**What you will do:**
Where a line of the listing below includes the word "splash", reproduce that line.

── Data provided

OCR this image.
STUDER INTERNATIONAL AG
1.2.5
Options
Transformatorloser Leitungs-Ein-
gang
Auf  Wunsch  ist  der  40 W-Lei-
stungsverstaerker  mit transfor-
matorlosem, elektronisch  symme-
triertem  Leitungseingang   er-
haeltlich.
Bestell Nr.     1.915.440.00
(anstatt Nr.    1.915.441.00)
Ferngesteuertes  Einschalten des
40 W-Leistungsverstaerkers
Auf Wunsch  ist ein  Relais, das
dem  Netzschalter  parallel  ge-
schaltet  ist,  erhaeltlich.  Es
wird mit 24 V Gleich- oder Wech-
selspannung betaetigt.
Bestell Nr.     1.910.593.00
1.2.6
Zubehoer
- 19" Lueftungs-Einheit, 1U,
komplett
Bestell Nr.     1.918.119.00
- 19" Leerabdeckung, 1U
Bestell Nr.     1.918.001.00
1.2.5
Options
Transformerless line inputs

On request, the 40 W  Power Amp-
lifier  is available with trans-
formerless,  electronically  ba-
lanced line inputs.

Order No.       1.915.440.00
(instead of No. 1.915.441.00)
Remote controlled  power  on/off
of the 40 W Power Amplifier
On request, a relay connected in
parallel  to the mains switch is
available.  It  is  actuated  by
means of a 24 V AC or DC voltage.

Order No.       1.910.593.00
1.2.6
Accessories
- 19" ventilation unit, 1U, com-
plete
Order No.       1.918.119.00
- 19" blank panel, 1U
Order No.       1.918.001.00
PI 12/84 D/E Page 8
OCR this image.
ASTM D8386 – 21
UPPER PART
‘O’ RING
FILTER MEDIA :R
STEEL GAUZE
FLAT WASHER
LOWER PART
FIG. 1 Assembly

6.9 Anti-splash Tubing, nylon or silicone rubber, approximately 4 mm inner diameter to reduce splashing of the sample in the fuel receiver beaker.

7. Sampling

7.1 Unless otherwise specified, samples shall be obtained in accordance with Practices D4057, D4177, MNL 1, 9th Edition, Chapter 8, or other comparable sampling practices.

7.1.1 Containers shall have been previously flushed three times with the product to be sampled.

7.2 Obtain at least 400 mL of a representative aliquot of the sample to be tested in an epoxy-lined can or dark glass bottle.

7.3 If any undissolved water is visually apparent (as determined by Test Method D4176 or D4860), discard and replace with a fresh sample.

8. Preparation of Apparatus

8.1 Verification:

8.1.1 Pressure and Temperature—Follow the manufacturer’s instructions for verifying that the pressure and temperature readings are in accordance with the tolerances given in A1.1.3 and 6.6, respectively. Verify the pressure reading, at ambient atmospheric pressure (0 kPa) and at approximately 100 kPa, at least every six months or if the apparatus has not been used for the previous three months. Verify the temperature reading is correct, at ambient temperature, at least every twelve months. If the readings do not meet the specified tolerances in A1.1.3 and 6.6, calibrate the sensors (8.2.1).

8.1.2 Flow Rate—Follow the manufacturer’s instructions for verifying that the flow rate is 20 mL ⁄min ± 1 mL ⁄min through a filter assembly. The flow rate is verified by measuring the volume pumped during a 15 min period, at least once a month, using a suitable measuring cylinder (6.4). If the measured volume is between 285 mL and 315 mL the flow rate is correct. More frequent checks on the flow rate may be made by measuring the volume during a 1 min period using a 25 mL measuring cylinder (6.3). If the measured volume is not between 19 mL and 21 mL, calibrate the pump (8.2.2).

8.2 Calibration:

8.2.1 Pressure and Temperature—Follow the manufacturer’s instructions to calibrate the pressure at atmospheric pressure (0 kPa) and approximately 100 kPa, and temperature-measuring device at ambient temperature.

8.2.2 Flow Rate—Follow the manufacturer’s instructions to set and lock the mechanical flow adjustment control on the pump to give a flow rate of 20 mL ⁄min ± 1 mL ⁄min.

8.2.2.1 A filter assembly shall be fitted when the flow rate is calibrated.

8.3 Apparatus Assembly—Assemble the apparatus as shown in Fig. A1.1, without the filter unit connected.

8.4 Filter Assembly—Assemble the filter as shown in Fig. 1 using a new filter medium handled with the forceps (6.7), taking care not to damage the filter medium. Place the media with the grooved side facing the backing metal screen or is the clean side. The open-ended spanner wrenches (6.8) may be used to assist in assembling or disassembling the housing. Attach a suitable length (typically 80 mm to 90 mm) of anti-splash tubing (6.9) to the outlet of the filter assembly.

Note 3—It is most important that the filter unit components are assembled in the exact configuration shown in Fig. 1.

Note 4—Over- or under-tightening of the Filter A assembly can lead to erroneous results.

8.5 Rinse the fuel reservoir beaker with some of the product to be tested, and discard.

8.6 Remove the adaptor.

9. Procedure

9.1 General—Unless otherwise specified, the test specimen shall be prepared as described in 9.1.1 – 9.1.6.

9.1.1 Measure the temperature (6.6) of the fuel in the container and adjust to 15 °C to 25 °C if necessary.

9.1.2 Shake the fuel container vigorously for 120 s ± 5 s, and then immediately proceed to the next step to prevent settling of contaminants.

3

────

**Solution below:**
6.9 Anti-splash Tubing, nylon or silicone rubber, approximately 4 mm inner diameter to reduce splashing of the sample in the fuel receiver beaker.
8.4 Filter Assembly—Assemble the filter as shown in Fig. 1 using a new filter medium handled with the forceps (6.7), taking care not to damage the filter medium. Place the media with the grooved side facing the backing metal screen or is the clean side. The open-ended spanner wrenches (6.8) may be used to assist in assembling or disassembling the housing. Attach a suitable length (typically 80 mm to 90 mm) of anti-splash tubing (6.9) to the outlet of the filter assembly.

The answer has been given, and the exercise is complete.